(Recorded data)
══════
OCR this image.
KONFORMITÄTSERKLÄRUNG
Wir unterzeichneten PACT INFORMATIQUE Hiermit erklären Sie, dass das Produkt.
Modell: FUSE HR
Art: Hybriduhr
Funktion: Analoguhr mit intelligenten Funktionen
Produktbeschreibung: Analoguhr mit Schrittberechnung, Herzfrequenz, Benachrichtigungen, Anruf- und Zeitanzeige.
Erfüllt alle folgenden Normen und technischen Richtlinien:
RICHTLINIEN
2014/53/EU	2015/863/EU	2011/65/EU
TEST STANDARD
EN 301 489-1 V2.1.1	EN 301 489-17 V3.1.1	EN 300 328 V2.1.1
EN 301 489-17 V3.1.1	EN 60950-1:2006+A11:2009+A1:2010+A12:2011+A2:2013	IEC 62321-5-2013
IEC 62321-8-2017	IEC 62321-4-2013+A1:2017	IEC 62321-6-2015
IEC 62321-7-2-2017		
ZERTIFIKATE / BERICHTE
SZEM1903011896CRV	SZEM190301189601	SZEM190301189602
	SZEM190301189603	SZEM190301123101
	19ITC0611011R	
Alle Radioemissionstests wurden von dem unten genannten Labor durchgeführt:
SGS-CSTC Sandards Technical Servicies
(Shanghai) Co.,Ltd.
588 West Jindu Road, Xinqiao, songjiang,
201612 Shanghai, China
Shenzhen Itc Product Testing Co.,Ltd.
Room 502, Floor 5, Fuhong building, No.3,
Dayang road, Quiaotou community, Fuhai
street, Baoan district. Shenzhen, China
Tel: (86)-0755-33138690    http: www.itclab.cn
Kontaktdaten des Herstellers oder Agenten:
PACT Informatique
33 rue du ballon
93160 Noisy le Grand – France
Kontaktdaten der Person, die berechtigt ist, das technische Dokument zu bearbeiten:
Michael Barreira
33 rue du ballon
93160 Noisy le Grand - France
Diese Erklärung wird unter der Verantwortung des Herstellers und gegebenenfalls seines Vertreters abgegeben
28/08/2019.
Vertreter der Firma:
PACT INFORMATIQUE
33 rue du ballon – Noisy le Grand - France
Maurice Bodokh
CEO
══════
* [Task objective]:
Each record must be repeated exactly as it is.

* [Answer to the task]:
OCR this image.
KONFORMITÄTSERKLÄRUNG
Wir unterzeichneten PACT INFORMATIQUE Hiermit erklären Sie, dass das Produkt.
Modell: FUSE HR
Art: Hybriduhr
Funktion: Analoguhr mit intelligenten Funktionen
Produktbeschreibung: Analoguhr mit Schrittberechnung, Herzfrequenz, Benachrichtigungen, Anruf- und Zeitanzeige.
Erfüllt alle folgenden Normen und technischen Richtlinien:
RICHTLINIEN
2014/53/EU	2015/863/EU	2011/65/EU
TEST STANDARD
EN 301 489-1 V2.1.1	EN 301 489-17 V3.1.1	EN 300 328 V2.1.1
EN 301 489-17 V3.1.1	EN 60950-1:2006+A11:2009+A1:2010+A12:2011+A2:2013	IEC 62321-5-2013
IEC 62321-8-2017	IEC 62321-4-2013+A1:2017	IEC 62321-6-2015
IEC 62321-7-2-2017		
ZERTIFIKATE / BERICHTE
SZEM1903011896CRV	SZEM190301189601	SZEM190301189602
	SZEM190301189603	SZEM190301123101
	19ITC0611011R	
Alle Radioemissionstests wurden von dem unten genannten Labor durchgeführt:
SGS-CSTC Sandards Technical Servicies
(Shanghai) Co.,Ltd.
588 West Jindu Road, Xinqiao, songjiang,
201612 Shanghai, China
Shenzhen Itc Product Testing Co.,Ltd.
Room 502, Floor 5, Fuhong building, No.3,
Dayang road, Quiaotou community, Fuhai
street, Baoan district. Shenzhen, China
Tel: (86)-0755-33138690    http: www.itclab.cn
Kontaktdaten des Herstellers oder Agenten:
PACT Informatique
33 rue du ballon
93160 Noisy le Grand – France
Kontaktdaten der Person, die berechtigt ist, das technische Dokument zu bearbeiten:
Michael Barreira
33 rue du ballon
93160 Noisy le Grand - France
Diese Erklärung wird unter der Verantwortung des Herstellers und gegebenenfalls seines Vertreters abgegeben
28/08/2019.
Vertreter der Firma:
PACT INFORMATIQUE
33 rue du ballon – Noisy le Grand - France
Maurice Bodokh
CEO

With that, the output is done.